### Set problem
Return every line of the records below verbatim, with no pictures in the copy.

### Data section
** Start **
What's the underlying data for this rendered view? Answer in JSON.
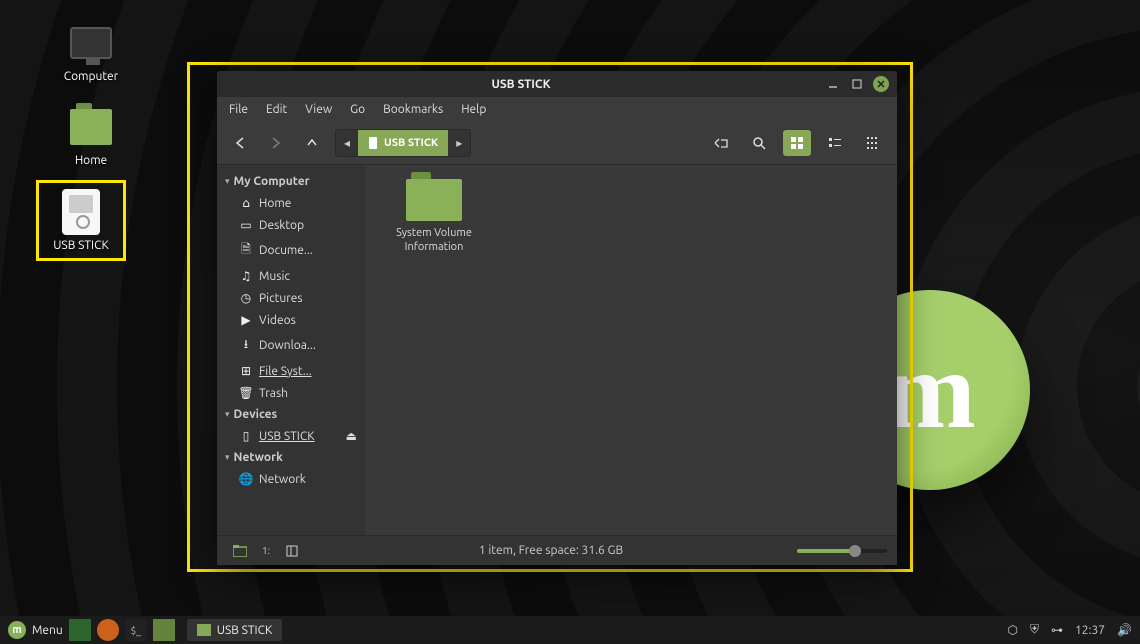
{
  "desktop": {
    "icons": [
      {
        "id": "computer",
        "label": "Computer"
      },
      {
        "id": "home",
        "label": "Home"
      },
      {
        "id": "usb",
        "label": "USB STICK"
      }
    ]
  },
  "window": {
    "title": "USB STICK",
    "menubar": [
      "File",
      "Edit",
      "View",
      "Go",
      "Bookmarks",
      "Help"
    ],
    "path_crumb": "USB STICK",
    "sidebar": {
      "sections": [
        {
          "title": "My Computer",
          "items": [
            {
              "icon": "home",
              "label": "Home"
            },
            {
              "icon": "desktop",
              "label": "Desktop"
            },
            {
              "icon": "doc",
              "label": "Docume..."
            },
            {
              "icon": "music",
              "label": "Music"
            },
            {
              "icon": "pic",
              "label": "Pictures"
            },
            {
              "icon": "vid",
              "label": "Videos"
            },
            {
              "icon": "dl",
              "label": "Downloa..."
            },
            {
              "icon": "fs",
              "label": "File Syst...",
              "underline": true
            },
            {
              "icon": "trash",
              "label": "Trash"
            }
          ]
        },
        {
          "title": "Devices",
          "items": [
            {
              "icon": "usb",
              "label": "USB STICK",
              "active": true,
              "eject": true
            }
          ]
        },
        {
          "title": "Network",
          "items": [
            {
              "icon": "net",
              "label": "Network"
            }
          ]
        }
      ]
    },
    "content": {
      "items": [
        {
          "label_line1": "System Volume",
          "label_line2": "Information"
        }
      ]
    },
    "status": "1 item, Free space: 31.6 GB"
  },
  "panel": {
    "menu_label": "Menu",
    "task_label": "USB STICK",
    "clock": "12:37"
  }
}
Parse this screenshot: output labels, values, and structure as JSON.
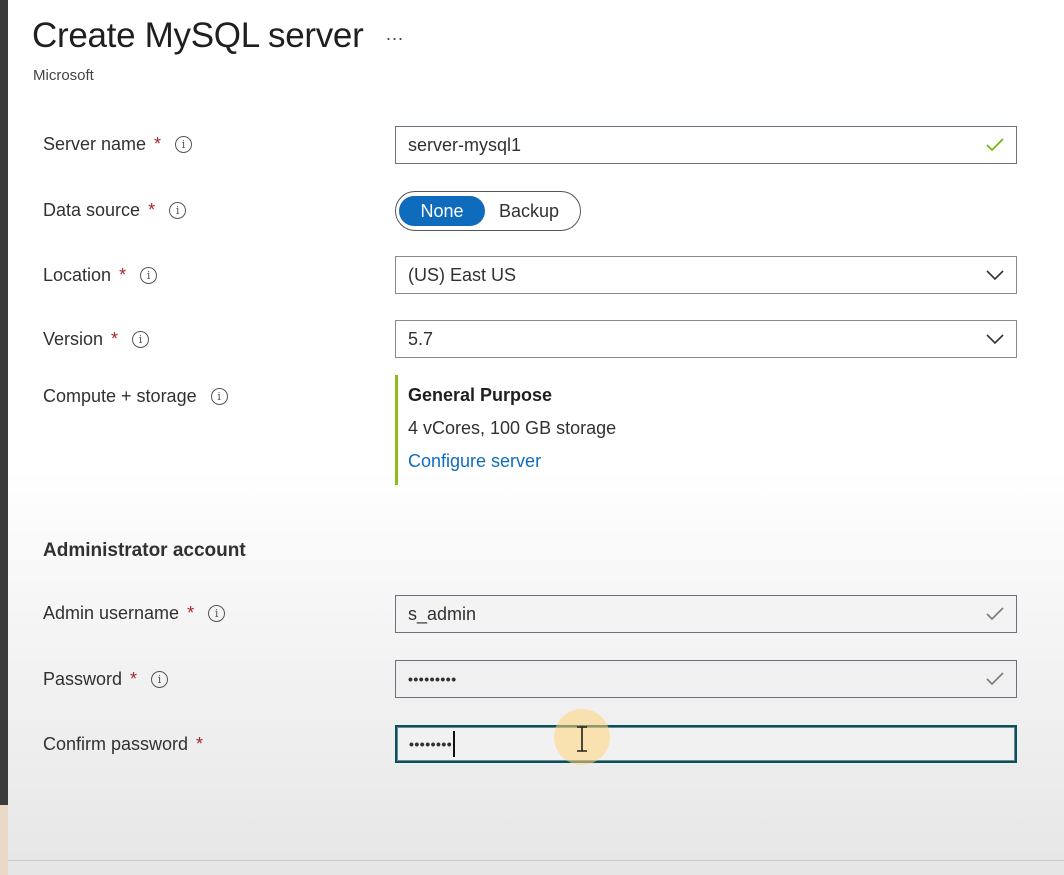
{
  "header": {
    "title": "Create MySQL server",
    "more_glyph": "...",
    "publisher": "Microsoft"
  },
  "form": {
    "server_name": {
      "label": "Server name",
      "required": "*",
      "value": "server-mysql1",
      "valid": true
    },
    "data_source": {
      "label": "Data source",
      "required": "*",
      "options": [
        "None",
        "Backup"
      ],
      "selected": "None"
    },
    "location": {
      "label": "Location",
      "required": "*",
      "value": "(US) East US"
    },
    "version": {
      "label": "Version",
      "required": "*",
      "value": "5.7"
    },
    "compute": {
      "label": "Compute + storage",
      "tier": "General Purpose",
      "spec": "4 vCores, 100 GB storage",
      "link": "Configure server"
    }
  },
  "admin": {
    "heading": "Administrator account",
    "username": {
      "label": "Admin username",
      "required": "*",
      "value": "s_admin",
      "valid": true
    },
    "password": {
      "label": "Password",
      "required": "*",
      "value": "•••••••••",
      "valid": true
    },
    "confirm": {
      "label": "Confirm password",
      "required": "*",
      "value": "••••••••"
    }
  },
  "icons": {
    "info": "i"
  },
  "colors": {
    "accent": "#0f6cbd",
    "required": "#a4262c",
    "check": "#6bb700",
    "compute_bar": "#8cbd18"
  }
}
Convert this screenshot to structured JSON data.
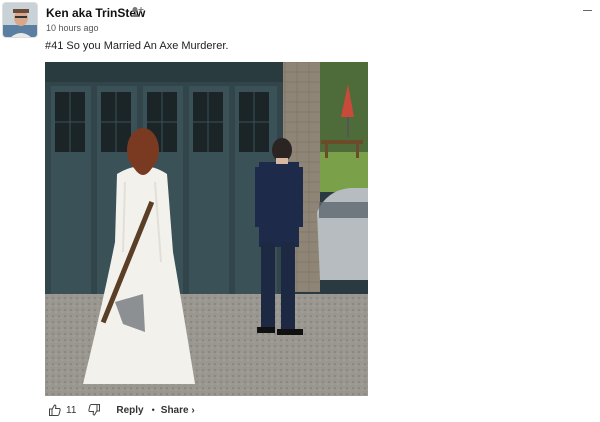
{
  "post": {
    "author": "Ken aka TrinStew",
    "time": "10 hours ago",
    "text": "#41 So you Married An Axe Murderer."
  },
  "actions": {
    "like_count": "11",
    "reply_label": "Reply",
    "separator": "•",
    "share_label": "Share ›"
  },
  "icons": [
    "follow-user-icon",
    "menu-collapse-icon",
    "thumbs-up-icon",
    "thumbs-down-icon"
  ]
}
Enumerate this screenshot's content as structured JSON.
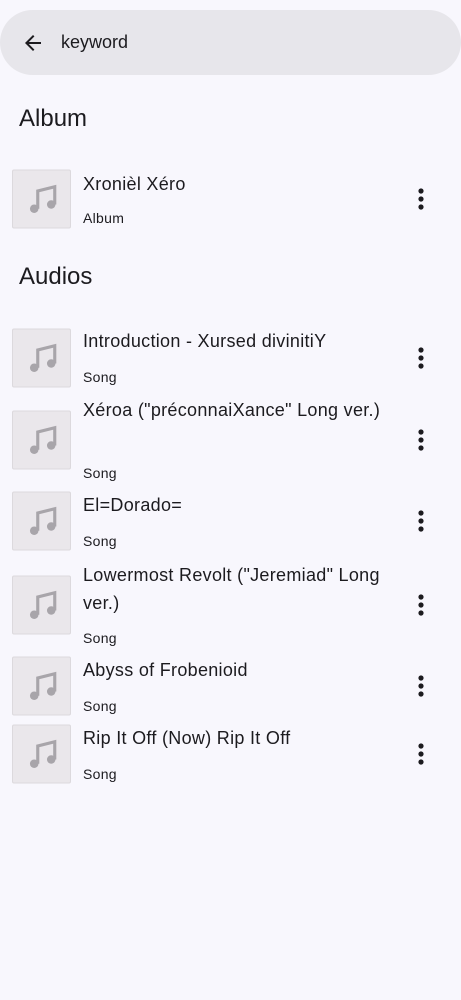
{
  "search": {
    "value": "keyword",
    "placeholder": ""
  },
  "sections": {
    "album_title": "Album",
    "audios_title": "Audios"
  },
  "albums": [
    {
      "title": "Xronièl Xéro",
      "type": "Album"
    }
  ],
  "songs": [
    {
      "title": "Introduction - Xursed divinitiY",
      "type": "Song"
    },
    {
      "title": "Xéroa (\"préconnaiXance\" Long ver.)",
      "type": "Song"
    },
    {
      "title": "El=Dorado=",
      "type": "Song"
    },
    {
      "title": "Lowermost Revolt (\"Jeremiad\" Long ver.)",
      "type": "Song"
    },
    {
      "title": "Abyss of Frobenioid",
      "type": "Song"
    },
    {
      "title": "Rip It Off (Now) Rip It Off",
      "type": "Song"
    }
  ],
  "icons": {
    "back": "arrow-back-icon",
    "thumbnail": "music-note-icon",
    "menu": "more-vert-icon"
  },
  "colors": {
    "background": "#f8f7fd",
    "search_bar": "#e7e6eb",
    "thumbnail_bg": "#eae7eb",
    "note_icon": "#a8a5aa",
    "text": "#1c1b1f"
  }
}
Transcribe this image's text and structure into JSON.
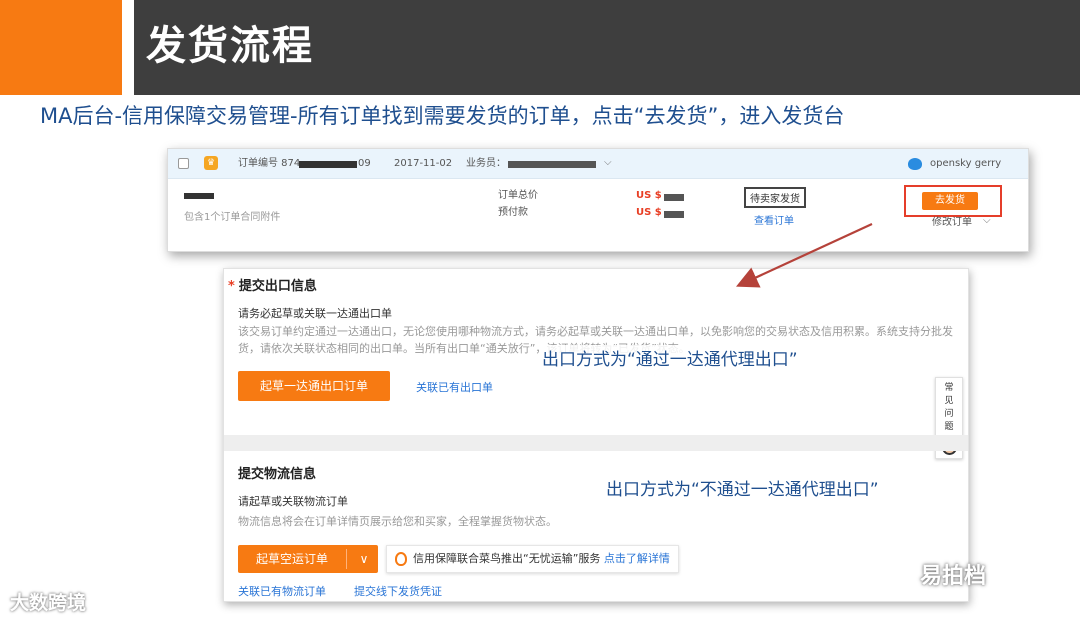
{
  "slide": {
    "title": "发货流程",
    "subtitle": "MA后台-信用保障交易管理-所有订单找到需要发货的订单，点击“去发货”，进入发货台"
  },
  "order": {
    "order_no_label": "订单编号 874",
    "order_no_suffix": "09",
    "date": "2017-11-02",
    "salesperson_label": "业务员：",
    "account_name": "opensky gerry",
    "attachment_text": "包含1个订单合同附件",
    "total_label": "订单总价",
    "prepay_label": "预付款",
    "currency_1": "US $",
    "currency_2": "US $",
    "status": "待卖家发货",
    "view_link": "查看订单",
    "ship_button": "去发货",
    "modify_link": "修改订单"
  },
  "export_section": {
    "required_mark": "*",
    "title": "提交出口信息",
    "requirement": "请务必起草或关联一达通出口单",
    "desc": "该交易订单约定通过一达通出口，无论您使用哪种物流方式，请务必起草或关联一达通出口单，以免影响您的交易状态及信用积累。系统支持分批发货，请依次关联状态相同的出口单。当所有出口单“通关放行”，该订单将转为“已发货”状态。",
    "draft_button": "起草一达通出口订单",
    "link_existing": "关联已有出口单",
    "annotation": "出口方式为“通过一达通代理出口”"
  },
  "faq": {
    "chars": [
      "常",
      "见",
      "问",
      "题"
    ]
  },
  "logistics_section": {
    "title": "提交物流信息",
    "requirement": "请起草或关联物流订单",
    "desc": "物流信息将会在订单详情页展示给您和买家，全程掌握货物状态。",
    "annotation": "出口方式为“不通过一达通代理出口”",
    "draft_button": "起草空运订单",
    "promo_text": "信用保障联合菜鸟推出“无忧运输”服务",
    "promo_link": "点击了解详情",
    "link_existing": "关联已有物流订单",
    "link_offline": "提交线下发货凭证"
  },
  "watermarks": {
    "left": "大数跨境",
    "right": "易拍档"
  },
  "colors": {
    "brand_orange": "#f77a12",
    "header_dark": "#3e3e3e",
    "subtitle_blue": "#1f4f8f",
    "link_blue": "#2a75d6",
    "price_red": "#e83e24",
    "arrow_red": "#b5423a"
  }
}
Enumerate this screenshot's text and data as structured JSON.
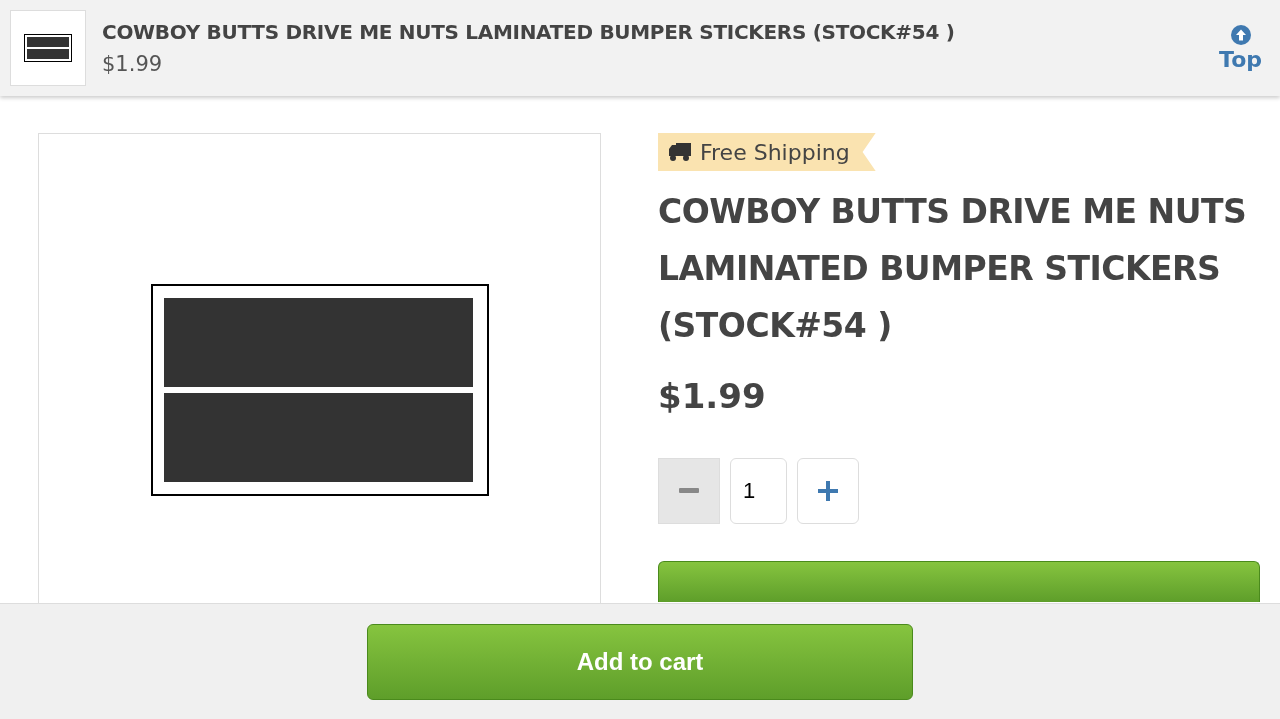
{
  "header": {
    "title": "COWBOY BUTTS DRIVE ME NUTS LAMINATED BUMPER STICKERS (STOCK#54 )",
    "price": "$1.99",
    "top_link": "Top"
  },
  "product": {
    "badge": "Free Shipping",
    "title": "COWBOY BUTTS DRIVE ME NUTS LAMINATED BUMPER STICKERS (STOCK#54 )",
    "price": "$1.99",
    "quantity": {
      "value": "1",
      "decrease_disabled": true
    }
  },
  "bottom_bar": {
    "button": "Add to cart"
  }
}
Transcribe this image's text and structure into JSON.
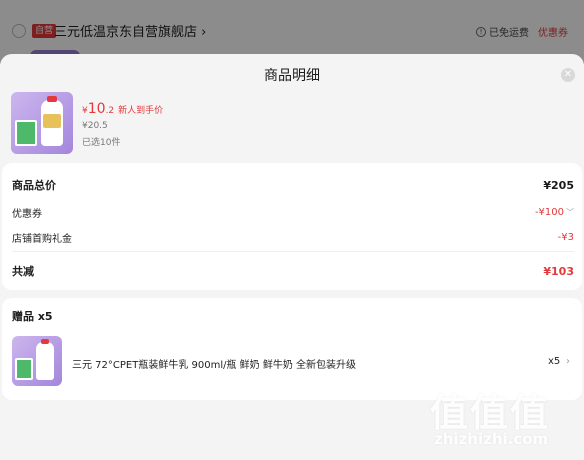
** End **
### Solution for this problem
What's the underlying data for this rendered view? Answer in JSON.
{
  "desktop": {
    "icons": [
      {
        "id": "computer",
        "label": "Computer"
      },
      {
        "id": "home",
        "label": "Home"
      },
      {
        "id": "usb",
        "label": "USB STICK"
      }
    ]
  },
  "window": {
    "title": "USB STICK",
    "menubar": [
      "File",
      "Edit",
      "View",
      "Go",
      "Bookmarks",
      "Help"
    ],
    "path_crumb": "USB STICK",
    "sidebar": {
      "sections": [
        {
          "title": "My Computer",
          "items": [
            {
              "icon": "home",
              "label": "Home"
            },
            {
              "icon": "desktop",
              "label": "Desktop"
            },
            {
              "icon": "doc",
              "label": "Docume..."
            },
            {
              "icon": "music",
              "label": "Music"
            },
            {
              "icon": "pic",
              "label": "Pictures"
            },
            {
              "icon": "vid",
              "label": "Videos"
            },
            {
              "icon": "dl",
              "label": "Downloa..."
            },
            {
              "icon": "fs",
              "label": "File Syst...",
              "underline": true
            },
            {
              "icon": "trash",
              "label": "Trash"
            }
          ]
        },
        {
          "title": "Devices",
          "items": [
            {
              "icon": "usb",
              "label": "USB STICK",
              "active": true,
              "eject": true
            }
          ]
        },
        {
          "title": "Network",
          "items": [
            {
              "icon": "net",
              "label": "Network"
            }
          ]
        }
      ]
    },
    "content": {
      "items": [
        {
          "label_line1": "System Volume",
          "label_line2": "Information"
        }
      ]
    },
    "status": "1 item, Free space: 31.6 GB"
  },
  "panel": {
    "menu_label": "Menu",
    "task_label": "USB STICK",
    "clock": "12:37"
  }
}
Parse this screenshot: output labels, values, and structure as JSON.
{
  "header": {
    "title": "Create MySQL server",
    "more_glyph": "...",
    "publisher": "Microsoft"
  },
  "form": {
    "server_name": {
      "label": "Server name",
      "required": "*",
      "value": "server-mysql1",
      "valid": true
    },
    "data_source": {
      "label": "Data source",
      "required": "*",
      "options": [
        "None",
        "Backup"
      ],
      "selected": "None"
    },
    "location": {
      "label": "Location",
      "required": "*",
      "value": "(US) East US"
    },
    "version": {
      "label": "Version",
      "required": "*",
      "value": "5.7"
    },
    "compute": {
      "label": "Compute + storage",
      "tier": "General Purpose",
      "spec": "4 vCores, 100 GB storage",
      "link": "Configure server"
    }
  },
  "admin": {
    "heading": "Administrator account",
    "username": {
      "label": "Admin username",
      "required": "*",
      "value": "s_admin",
      "valid": true
    },
    "password": {
      "label": "Password",
      "required": "*",
      "value": "•••••••••",
      "valid": true
    },
    "confirm": {
      "label": "Confirm password",
      "required": "*",
      "value": "••••••••"
    }
  },
  "icons": {
    "info": "i"
  },
  "colors": {
    "accent": "#0f6cbd",
    "required": "#a4262c",
    "check": "#6bb700",
    "compute_bar": "#8cbd18"
  }
}
Convert this screenshot to structured JSON data.
{
  "post": {
    "author": "Ken aka TrinStew",
    "time": "10 hours ago",
    "text": "#41 So you Married An Axe Murderer."
  },
  "actions": {
    "like_count": "11",
    "reply_label": "Reply",
    "separator": "•",
    "share_label": "Share ›"
  },
  "icons": [
    "follow-user-icon",
    "menu-collapse-icon",
    "thumbs-up-icon",
    "thumbs-down-icon"
  ]
}
Enumerate this screenshot's content as structured JSON.
{
  "search": {
    "value": "keyword",
    "placeholder": ""
  },
  "sections": {
    "album_title": "Album",
    "audios_title": "Audios"
  },
  "albums": [
    {
      "title": "Xronièl Xéro",
      "type": "Album"
    }
  ],
  "songs": [
    {
      "title": "Introduction - Xursed divinitiY",
      "type": "Song"
    },
    {
      "title": "Xéroa (\"préconnaiXance\" Long ver.)",
      "type": "Song"
    },
    {
      "title": "El=Dorado=",
      "type": "Song"
    },
    {
      "title": "Lowermost Revolt (\"Jeremiad\" Long ver.)",
      "type": "Song"
    },
    {
      "title": "Abyss of Frobenioid",
      "type": "Song"
    },
    {
      "title": "Rip It Off (Now) Rip It Off",
      "type": "Song"
    }
  ],
  "icons": {
    "back": "arrow-back-icon",
    "thumbnail": "music-note-icon",
    "menu": "more-vert-icon"
  },
  "colors": {
    "background": "#f8f7fd",
    "search_bar": "#e7e6eb",
    "thumbnail_bg": "#eae7eb",
    "note_icon": "#a8a5aa",
    "text": "#1c1b1f"
  }
}
Transcribe this image's text and structure into JSON.
{
  "slide": {
    "title": "发货流程",
    "subtitle": "MA后台-信用保障交易管理-所有订单找到需要发货的订单，点击“去发货”，进入发货台"
  },
  "order": {
    "order_no_label": "订单编号 874",
    "order_no_suffix": "09",
    "date": "2017-11-02",
    "salesperson_label": "业务员：",
    "account_name": "opensky gerry",
    "attachment_text": "包含1个订单合同附件",
    "total_label": "订单总价",
    "prepay_label": "预付款",
    "currency_1": "US $",
    "currency_2": "US $",
    "status": "待卖家发货",
    "view_link": "查看订单",
    "ship_button": "去发货",
    "modify_link": "修改订单"
  },
  "export_section": {
    "required_mark": "*",
    "title": "提交出口信息",
    "requirement": "请务必起草或关联一达通出口单",
    "desc": "该交易订单约定通过一达通出口，无论您使用哪种物流方式，请务必起草或关联一达通出口单，以免影响您的交易状态及信用积累。系统支持分批发货，请依次关联状态相同的出口单。当所有出口单“通关放行”，该订单将转为“已发货”状态。",
    "draft_button": "起草一达通出口订单",
    "link_existing": "关联已有出口单",
    "annotation": "出口方式为“通过一达通代理出口”"
  },
  "faq": {
    "chars": [
      "常",
      "见",
      "问",
      "题"
    ]
  },
  "logistics_section": {
    "title": "提交物流信息",
    "requirement": "请起草或关联物流订单",
    "desc": "物流信息将会在订单详情页展示给您和买家，全程掌握货物状态。",
    "annotation": "出口方式为“不通过一达通代理出口”",
    "draft_button": "起草空运订单",
    "promo_text": "信用保障联合菜鸟推出“无忧运输”服务",
    "promo_link": "点击了解详情",
    "link_existing": "关联已有物流订单",
    "link_offline": "提交线下发货凭证"
  },
  "watermarks": {
    "left": "大数跨境",
    "right": "易拍档"
  },
  "colors": {
    "brand_orange": "#f77a12",
    "header_dark": "#3e3e3e",
    "subtitle_blue": "#1f4f8f",
    "link_blue": "#2a75d6",
    "price_red": "#e83e24",
    "arrow_red": "#b5423a"
  }
}
Enumerate this screenshot's text and data as structured JSON.
{
  "header": {
    "title": "COWBOY BUTTS DRIVE ME NUTS LAMINATED BUMPER STICKERS (STOCK#54 )",
    "price": "$1.99",
    "top_link": "Top"
  },
  "product": {
    "badge": "Free Shipping",
    "title": "COWBOY BUTTS DRIVE ME NUTS LAMINATED BUMPER STICKERS (STOCK#54 )",
    "price": "$1.99",
    "quantity": {
      "value": "1",
      "decrease_disabled": true
    }
  },
  "bottom_bar": {
    "button": "Add to cart"
  }
}
Transcribe this image's text and structure into JSON.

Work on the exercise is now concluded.